**GIVEN EXERCISE**
Below are records; state how many of their lines hold the word "JSON", and give only the figure.

**Part of a data file**
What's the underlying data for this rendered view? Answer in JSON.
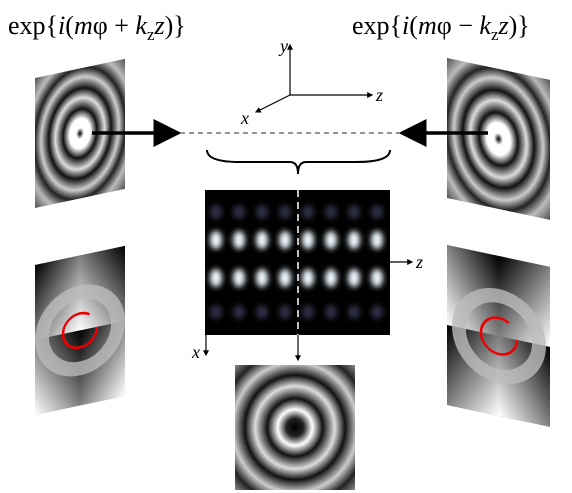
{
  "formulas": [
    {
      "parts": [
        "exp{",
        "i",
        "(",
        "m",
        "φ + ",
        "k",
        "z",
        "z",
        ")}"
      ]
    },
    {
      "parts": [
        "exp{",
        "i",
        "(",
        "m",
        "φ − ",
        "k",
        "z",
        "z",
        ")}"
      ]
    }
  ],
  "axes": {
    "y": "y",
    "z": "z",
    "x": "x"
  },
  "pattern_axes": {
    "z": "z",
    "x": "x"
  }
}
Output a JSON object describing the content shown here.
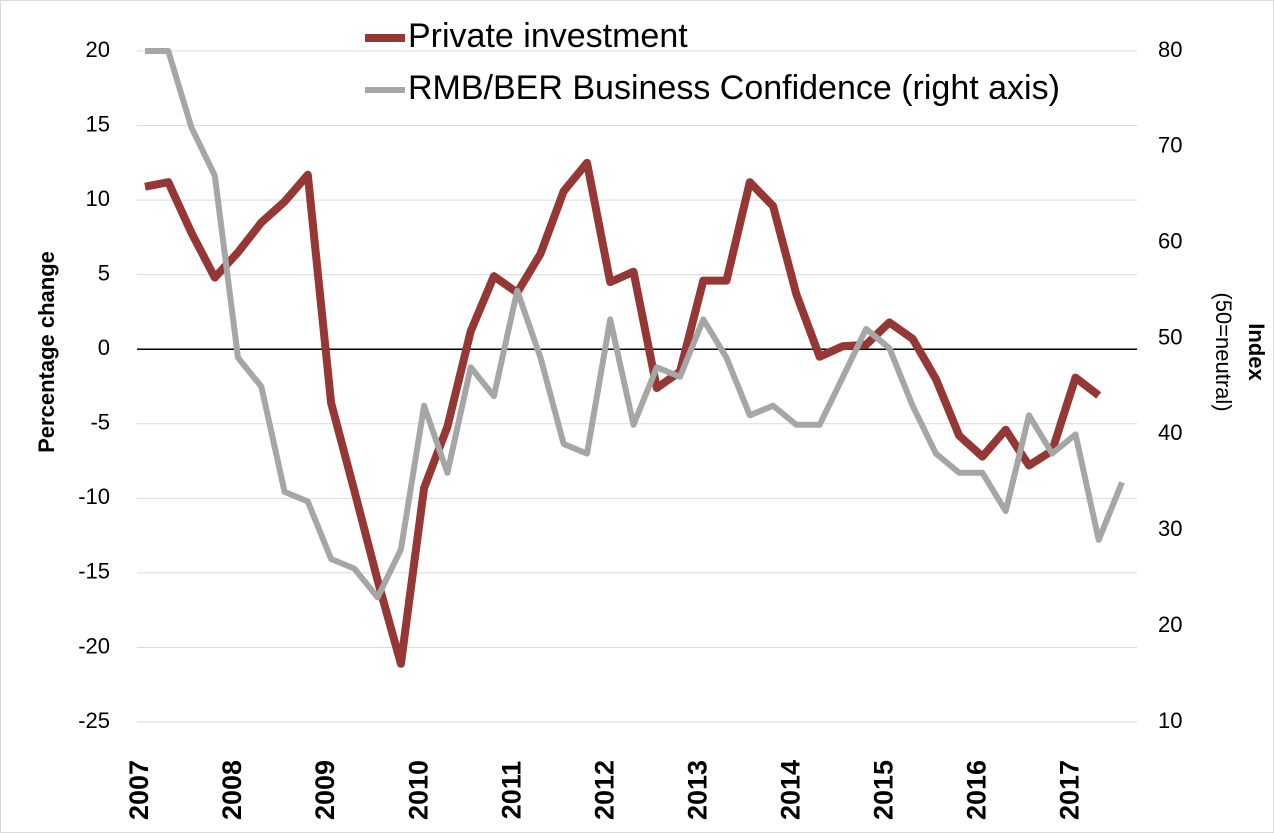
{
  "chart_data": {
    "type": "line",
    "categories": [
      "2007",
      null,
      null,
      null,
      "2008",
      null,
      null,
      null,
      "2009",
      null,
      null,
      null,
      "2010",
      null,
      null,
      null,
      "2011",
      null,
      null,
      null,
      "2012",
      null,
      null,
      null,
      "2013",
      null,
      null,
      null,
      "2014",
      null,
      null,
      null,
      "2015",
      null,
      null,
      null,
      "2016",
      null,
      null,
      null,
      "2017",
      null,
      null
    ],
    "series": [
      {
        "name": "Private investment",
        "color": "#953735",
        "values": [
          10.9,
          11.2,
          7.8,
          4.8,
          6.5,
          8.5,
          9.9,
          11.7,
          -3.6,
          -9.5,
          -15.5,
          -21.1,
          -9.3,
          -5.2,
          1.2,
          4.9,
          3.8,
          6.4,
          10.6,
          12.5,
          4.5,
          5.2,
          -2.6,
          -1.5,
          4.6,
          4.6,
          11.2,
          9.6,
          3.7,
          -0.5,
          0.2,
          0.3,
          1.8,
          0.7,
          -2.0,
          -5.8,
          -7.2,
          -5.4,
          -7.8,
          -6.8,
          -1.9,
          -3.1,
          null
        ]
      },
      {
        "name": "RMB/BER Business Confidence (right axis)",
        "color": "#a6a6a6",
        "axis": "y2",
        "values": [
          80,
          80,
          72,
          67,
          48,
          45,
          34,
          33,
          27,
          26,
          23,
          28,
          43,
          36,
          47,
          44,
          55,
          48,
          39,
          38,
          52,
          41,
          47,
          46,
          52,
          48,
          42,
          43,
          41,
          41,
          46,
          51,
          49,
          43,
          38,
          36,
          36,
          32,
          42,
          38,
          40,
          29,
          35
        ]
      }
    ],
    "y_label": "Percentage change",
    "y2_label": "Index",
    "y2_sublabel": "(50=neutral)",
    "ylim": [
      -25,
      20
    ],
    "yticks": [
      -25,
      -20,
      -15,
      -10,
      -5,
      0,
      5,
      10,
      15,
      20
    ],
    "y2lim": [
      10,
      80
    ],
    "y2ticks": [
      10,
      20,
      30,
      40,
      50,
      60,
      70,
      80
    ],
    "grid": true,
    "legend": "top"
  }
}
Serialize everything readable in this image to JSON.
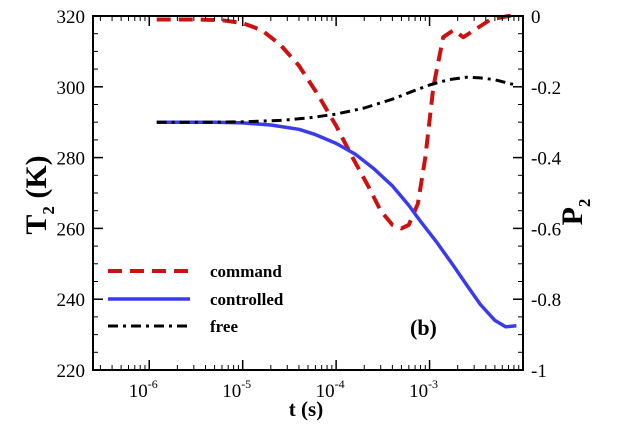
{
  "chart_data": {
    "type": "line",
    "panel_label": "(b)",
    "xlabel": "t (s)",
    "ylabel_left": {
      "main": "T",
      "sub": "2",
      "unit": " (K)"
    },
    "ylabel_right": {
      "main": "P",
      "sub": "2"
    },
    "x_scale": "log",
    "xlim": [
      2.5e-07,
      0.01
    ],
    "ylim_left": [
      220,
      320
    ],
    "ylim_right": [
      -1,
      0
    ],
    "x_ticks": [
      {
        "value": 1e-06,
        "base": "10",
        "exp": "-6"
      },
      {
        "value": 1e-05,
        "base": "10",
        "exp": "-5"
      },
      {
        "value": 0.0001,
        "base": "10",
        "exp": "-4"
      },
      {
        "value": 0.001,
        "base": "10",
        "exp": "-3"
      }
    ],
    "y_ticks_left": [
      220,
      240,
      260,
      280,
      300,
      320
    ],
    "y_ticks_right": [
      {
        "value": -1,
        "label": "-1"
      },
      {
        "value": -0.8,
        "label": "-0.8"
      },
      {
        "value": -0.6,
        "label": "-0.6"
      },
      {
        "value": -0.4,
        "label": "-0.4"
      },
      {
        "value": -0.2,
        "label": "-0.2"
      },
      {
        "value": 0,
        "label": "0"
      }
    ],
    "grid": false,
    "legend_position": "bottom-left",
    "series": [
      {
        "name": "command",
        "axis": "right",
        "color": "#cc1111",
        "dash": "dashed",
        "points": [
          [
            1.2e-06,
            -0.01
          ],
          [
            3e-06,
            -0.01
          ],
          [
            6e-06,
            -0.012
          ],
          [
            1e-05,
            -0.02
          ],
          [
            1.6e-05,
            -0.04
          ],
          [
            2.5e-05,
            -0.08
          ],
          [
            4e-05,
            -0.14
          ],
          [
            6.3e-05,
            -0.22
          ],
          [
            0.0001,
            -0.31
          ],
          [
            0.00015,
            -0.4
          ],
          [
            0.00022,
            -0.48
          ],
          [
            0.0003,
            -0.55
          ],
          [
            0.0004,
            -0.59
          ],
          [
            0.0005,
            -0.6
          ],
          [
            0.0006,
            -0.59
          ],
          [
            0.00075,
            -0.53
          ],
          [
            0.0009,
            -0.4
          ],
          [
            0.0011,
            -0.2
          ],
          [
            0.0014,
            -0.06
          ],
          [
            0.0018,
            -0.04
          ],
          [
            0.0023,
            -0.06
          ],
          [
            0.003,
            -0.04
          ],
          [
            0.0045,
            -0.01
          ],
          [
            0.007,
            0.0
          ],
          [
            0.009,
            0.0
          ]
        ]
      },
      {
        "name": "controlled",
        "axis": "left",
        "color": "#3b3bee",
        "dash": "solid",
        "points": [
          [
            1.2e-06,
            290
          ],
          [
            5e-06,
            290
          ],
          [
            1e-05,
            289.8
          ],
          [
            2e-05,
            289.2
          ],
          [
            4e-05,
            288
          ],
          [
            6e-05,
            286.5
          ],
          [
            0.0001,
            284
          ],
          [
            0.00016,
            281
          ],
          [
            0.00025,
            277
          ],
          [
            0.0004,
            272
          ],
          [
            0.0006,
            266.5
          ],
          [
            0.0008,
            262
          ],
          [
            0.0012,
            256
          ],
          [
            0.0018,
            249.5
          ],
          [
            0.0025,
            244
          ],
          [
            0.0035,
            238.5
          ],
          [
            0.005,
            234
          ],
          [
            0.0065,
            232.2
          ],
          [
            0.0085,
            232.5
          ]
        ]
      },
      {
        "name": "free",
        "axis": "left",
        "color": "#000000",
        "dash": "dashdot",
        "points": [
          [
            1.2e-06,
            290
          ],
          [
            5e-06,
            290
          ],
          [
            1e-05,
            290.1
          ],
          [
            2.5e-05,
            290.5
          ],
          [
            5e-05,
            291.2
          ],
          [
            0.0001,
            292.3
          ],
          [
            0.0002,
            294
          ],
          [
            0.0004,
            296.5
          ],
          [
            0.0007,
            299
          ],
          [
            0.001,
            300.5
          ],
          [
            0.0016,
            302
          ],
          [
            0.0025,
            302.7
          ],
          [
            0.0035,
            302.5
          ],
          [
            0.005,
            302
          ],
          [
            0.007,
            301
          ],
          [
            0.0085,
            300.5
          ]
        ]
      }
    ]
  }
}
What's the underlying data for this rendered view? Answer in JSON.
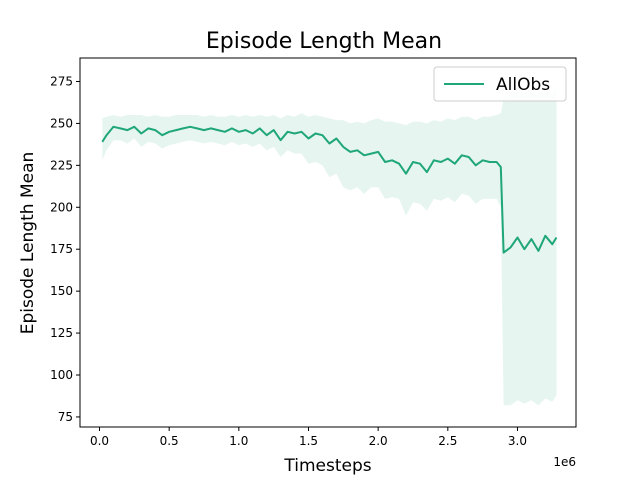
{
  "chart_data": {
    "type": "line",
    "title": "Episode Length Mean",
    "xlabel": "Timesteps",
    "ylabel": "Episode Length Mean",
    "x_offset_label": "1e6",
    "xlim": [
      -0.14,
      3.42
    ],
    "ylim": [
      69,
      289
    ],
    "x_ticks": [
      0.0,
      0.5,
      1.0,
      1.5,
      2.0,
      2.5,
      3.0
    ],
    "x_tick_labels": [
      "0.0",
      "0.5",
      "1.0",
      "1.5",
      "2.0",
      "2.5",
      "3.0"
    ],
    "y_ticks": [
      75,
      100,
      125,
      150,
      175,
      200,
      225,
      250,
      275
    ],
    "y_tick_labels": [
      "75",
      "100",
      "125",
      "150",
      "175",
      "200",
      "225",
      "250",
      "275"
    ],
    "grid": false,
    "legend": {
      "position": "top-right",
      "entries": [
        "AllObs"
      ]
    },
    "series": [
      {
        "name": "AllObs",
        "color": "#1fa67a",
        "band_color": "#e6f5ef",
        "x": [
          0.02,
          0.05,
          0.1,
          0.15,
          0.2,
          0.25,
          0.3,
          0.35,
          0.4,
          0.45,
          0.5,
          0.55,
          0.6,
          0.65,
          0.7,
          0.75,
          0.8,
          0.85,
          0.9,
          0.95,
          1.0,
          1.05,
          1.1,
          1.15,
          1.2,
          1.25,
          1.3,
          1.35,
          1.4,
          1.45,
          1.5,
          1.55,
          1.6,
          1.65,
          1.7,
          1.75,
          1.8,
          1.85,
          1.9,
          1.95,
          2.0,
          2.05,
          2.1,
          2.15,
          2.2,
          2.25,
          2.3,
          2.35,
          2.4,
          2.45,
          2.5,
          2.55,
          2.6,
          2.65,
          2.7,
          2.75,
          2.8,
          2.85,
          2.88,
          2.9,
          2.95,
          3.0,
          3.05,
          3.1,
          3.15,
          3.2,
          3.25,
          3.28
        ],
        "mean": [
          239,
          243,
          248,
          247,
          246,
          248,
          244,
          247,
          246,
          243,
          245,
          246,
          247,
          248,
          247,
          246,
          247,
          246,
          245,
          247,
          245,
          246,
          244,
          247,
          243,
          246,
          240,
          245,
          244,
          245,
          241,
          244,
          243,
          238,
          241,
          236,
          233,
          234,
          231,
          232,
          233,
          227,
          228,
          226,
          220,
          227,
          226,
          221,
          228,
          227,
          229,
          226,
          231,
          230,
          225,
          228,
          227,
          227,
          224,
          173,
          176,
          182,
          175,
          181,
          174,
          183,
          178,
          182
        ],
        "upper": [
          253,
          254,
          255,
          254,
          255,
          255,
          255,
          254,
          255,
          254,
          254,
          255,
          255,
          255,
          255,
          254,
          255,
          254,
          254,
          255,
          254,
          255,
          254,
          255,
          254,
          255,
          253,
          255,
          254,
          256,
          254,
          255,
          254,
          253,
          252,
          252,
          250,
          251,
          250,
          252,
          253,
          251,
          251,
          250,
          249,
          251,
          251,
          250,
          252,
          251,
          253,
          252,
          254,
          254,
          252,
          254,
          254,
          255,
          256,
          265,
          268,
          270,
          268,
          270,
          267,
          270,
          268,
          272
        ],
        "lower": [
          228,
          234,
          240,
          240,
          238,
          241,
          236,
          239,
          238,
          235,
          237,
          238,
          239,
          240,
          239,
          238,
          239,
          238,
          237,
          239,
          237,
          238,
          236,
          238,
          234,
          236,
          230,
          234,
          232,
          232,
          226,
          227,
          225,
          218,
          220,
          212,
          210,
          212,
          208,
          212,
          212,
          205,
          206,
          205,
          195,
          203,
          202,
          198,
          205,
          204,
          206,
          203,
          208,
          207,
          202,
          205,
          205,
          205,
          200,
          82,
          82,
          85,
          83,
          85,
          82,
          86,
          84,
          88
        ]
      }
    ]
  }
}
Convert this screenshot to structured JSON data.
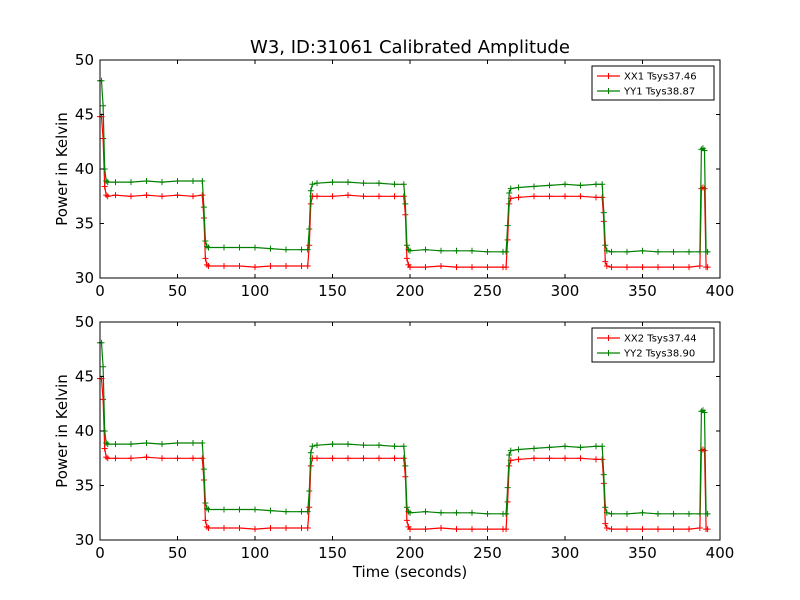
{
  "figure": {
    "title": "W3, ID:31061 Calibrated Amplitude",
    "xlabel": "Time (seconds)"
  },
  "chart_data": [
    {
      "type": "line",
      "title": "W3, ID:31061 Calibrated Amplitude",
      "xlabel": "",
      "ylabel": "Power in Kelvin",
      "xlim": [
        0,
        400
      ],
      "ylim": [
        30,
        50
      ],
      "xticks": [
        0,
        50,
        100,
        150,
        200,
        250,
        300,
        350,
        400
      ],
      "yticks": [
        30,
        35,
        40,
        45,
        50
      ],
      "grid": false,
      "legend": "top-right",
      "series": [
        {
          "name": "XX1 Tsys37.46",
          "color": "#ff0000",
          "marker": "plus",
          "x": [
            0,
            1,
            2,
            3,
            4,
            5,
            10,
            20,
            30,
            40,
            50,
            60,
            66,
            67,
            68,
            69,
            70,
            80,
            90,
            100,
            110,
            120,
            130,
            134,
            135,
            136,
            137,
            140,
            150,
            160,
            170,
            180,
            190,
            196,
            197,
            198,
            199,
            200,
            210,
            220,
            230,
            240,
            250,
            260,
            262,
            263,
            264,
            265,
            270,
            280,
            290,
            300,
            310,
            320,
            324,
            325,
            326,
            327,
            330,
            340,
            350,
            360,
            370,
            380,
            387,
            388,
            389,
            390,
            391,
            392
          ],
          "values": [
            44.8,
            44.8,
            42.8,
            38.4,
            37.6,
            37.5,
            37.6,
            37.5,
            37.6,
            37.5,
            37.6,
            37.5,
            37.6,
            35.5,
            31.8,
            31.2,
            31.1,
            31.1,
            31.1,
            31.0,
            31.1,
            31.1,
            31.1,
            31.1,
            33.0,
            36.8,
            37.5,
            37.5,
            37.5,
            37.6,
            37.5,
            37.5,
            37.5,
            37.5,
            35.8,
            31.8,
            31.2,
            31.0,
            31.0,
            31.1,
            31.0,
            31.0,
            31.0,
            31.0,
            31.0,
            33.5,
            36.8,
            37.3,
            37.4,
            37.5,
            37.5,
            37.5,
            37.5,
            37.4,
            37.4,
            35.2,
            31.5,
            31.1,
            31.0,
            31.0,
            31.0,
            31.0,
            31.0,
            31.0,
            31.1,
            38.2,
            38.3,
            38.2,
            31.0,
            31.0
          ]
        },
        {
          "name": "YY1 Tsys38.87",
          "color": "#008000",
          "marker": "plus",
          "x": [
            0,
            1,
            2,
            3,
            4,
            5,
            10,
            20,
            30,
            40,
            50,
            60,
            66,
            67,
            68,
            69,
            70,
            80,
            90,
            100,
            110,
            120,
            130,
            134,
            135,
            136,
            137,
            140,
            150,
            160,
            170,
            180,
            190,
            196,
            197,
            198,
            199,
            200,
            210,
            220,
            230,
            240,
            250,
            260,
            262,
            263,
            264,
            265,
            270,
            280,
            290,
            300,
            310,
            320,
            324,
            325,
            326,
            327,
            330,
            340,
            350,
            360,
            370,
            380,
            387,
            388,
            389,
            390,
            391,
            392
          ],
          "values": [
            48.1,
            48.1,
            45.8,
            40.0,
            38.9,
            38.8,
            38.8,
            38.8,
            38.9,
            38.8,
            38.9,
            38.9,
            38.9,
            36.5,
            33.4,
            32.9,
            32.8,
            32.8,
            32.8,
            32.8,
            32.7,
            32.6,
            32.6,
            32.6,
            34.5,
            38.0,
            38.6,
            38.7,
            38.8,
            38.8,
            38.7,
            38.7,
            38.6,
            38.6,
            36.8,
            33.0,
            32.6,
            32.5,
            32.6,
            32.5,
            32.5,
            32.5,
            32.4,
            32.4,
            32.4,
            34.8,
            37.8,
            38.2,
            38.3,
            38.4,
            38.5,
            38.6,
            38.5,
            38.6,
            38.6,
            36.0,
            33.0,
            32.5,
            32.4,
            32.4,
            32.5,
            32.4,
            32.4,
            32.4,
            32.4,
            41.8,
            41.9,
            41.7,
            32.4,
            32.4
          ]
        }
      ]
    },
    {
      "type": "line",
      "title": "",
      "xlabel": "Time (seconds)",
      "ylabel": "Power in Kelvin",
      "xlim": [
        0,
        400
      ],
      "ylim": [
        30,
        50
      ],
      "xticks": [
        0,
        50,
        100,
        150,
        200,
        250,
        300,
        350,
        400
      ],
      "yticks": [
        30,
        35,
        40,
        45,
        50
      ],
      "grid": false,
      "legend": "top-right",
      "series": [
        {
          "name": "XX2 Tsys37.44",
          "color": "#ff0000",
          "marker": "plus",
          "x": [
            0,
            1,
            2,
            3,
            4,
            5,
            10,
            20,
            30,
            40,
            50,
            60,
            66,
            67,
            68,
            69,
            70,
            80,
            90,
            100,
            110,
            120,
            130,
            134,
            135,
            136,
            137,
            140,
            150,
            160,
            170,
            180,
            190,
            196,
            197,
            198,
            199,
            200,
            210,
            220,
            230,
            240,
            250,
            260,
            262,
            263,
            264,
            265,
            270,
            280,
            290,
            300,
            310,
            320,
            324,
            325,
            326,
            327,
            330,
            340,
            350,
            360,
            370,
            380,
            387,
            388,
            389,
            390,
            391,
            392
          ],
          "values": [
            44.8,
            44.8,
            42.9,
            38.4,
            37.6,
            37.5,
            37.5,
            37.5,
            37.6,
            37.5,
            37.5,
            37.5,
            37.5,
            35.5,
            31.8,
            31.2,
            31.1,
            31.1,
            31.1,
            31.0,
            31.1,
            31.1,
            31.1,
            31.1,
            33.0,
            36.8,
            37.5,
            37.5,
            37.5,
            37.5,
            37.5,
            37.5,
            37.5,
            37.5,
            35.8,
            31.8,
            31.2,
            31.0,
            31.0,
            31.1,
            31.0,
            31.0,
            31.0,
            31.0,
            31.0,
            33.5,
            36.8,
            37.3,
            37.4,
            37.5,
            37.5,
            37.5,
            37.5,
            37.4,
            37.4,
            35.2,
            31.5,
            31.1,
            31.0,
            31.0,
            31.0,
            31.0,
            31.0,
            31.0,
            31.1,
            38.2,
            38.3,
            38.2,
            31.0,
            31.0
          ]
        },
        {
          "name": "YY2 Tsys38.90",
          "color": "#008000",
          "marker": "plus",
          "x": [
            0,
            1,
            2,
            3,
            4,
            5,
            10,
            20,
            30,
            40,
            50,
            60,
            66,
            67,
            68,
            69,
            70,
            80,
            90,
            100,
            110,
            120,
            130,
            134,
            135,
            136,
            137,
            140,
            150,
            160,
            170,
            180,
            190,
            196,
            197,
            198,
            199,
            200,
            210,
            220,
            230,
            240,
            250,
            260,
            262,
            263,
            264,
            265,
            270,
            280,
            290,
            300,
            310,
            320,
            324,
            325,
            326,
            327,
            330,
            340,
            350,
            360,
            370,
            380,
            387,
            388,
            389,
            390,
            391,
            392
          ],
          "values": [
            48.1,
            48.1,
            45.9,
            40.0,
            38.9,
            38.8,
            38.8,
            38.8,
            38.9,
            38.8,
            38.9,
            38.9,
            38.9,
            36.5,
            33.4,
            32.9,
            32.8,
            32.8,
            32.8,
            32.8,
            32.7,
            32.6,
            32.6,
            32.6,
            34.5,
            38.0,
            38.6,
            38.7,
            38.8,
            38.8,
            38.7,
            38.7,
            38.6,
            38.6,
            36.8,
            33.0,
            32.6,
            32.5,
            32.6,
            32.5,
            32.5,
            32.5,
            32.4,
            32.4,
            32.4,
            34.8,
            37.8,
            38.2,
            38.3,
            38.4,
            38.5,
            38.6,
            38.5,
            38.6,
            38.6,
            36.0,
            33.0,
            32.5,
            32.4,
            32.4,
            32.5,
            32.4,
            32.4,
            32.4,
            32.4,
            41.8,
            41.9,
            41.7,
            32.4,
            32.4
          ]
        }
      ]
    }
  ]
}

**OUTPUT OF THE EXERCISE**
5